Collected data entries:
——————

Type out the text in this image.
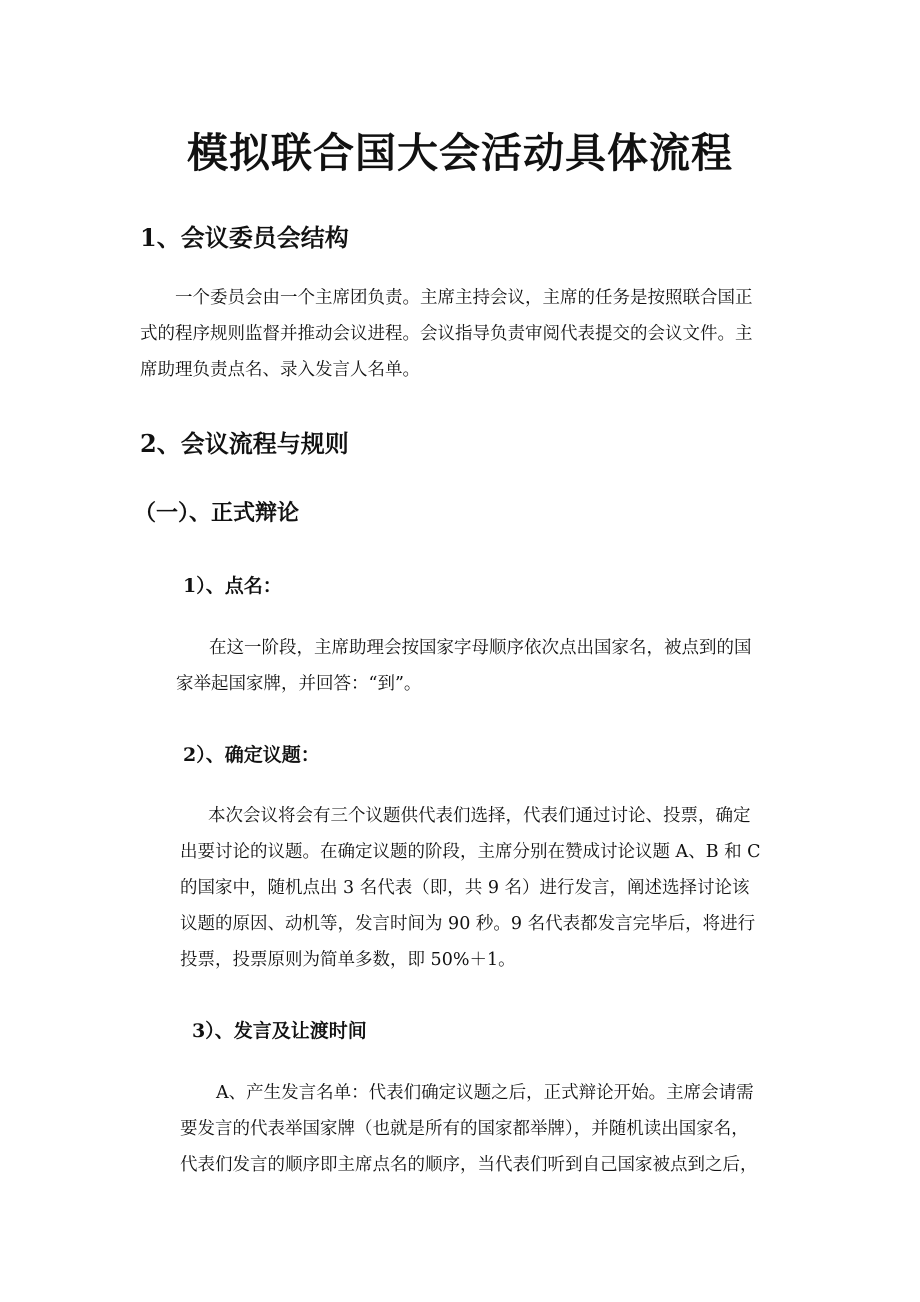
模拟联合国大会活动具体流程
1、会议委员会结构
一个委员会由一个主席团负责。主席主持会议，主席的任务是按照联合国正
式的程序规则监督并推动会议进程。会议指导负责审阅代表提交的会议文件。主
席助理负责点名、录入发言人名单。
2、会议流程与规则
（一）、正式辩论
1）、点名：
在这一阶段，主席助理会按国家字母顺序依次点出国家名，被点到的国
家举起国家牌，并回答：“到”。
2）、确定议题：
本次会议将会有三个议题供代表们选择，代表们通过讨论、投票，确定
出要讨论的议题。在确定议题的阶段，主席分别在赞成讨论议题 A、B 和 C
的国家中，随机点出 3 名代表（即，共 9 名）进行发言，阐述选择讨论该
议题的原因、动机等，发言时间为 90 秒。9 名代表都发言完毕后，将进行
投票，投票原则为简单多数，即 50%＋1。
3）、发言及让渡时间
A、产生发言名单：代表们确定议题之后，正式辩论开始。主席会请需
要发言的代表举国家牌（也就是所有的国家都举牌），并随机读出国家名，
代表们发言的顺序即主席点名的顺序，当代表们听到自己国家被点到之后，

——————

# [Exercise details]
Repeat the material above verbatim, with no pictures in the output.

# [Result of the task]
Type out the text in this image.
模拟联合国大会活动具体流程
1、会议委员会结构
一个委员会由一个主席团负责。主席主持会议，主席的任务是按照联合国正
式的程序规则监督并推动会议进程。会议指导负责审阅代表提交的会议文件。主
席助理负责点名、录入发言人名单。
2、会议流程与规则
（一）、正式辩论
1）、点名：
在这一阶段，主席助理会按国家字母顺序依次点出国家名，被点到的国
家举起国家牌，并回答：“到”。
2）、确定议题：
本次会议将会有三个议题供代表们选择，代表们通过讨论、投票，确定
出要讨论的议题。在确定议题的阶段，主席分别在赞成讨论议题 A、B 和 C
的国家中，随机点出 3 名代表（即，共 9 名）进行发言，阐述选择讨论该
议题的原因、动机等，发言时间为 90 秒。9 名代表都发言完毕后，将进行
投票，投票原则为简单多数，即 50%＋1。
3）、发言及让渡时间
A、产生发言名单：代表们确定议题之后，正式辩论开始。主席会请需
要发言的代表举国家牌（也就是所有的国家都举牌），并随机读出国家名，
代表们发言的顺序即主席点名的顺序，当代表们听到自己国家被点到之后，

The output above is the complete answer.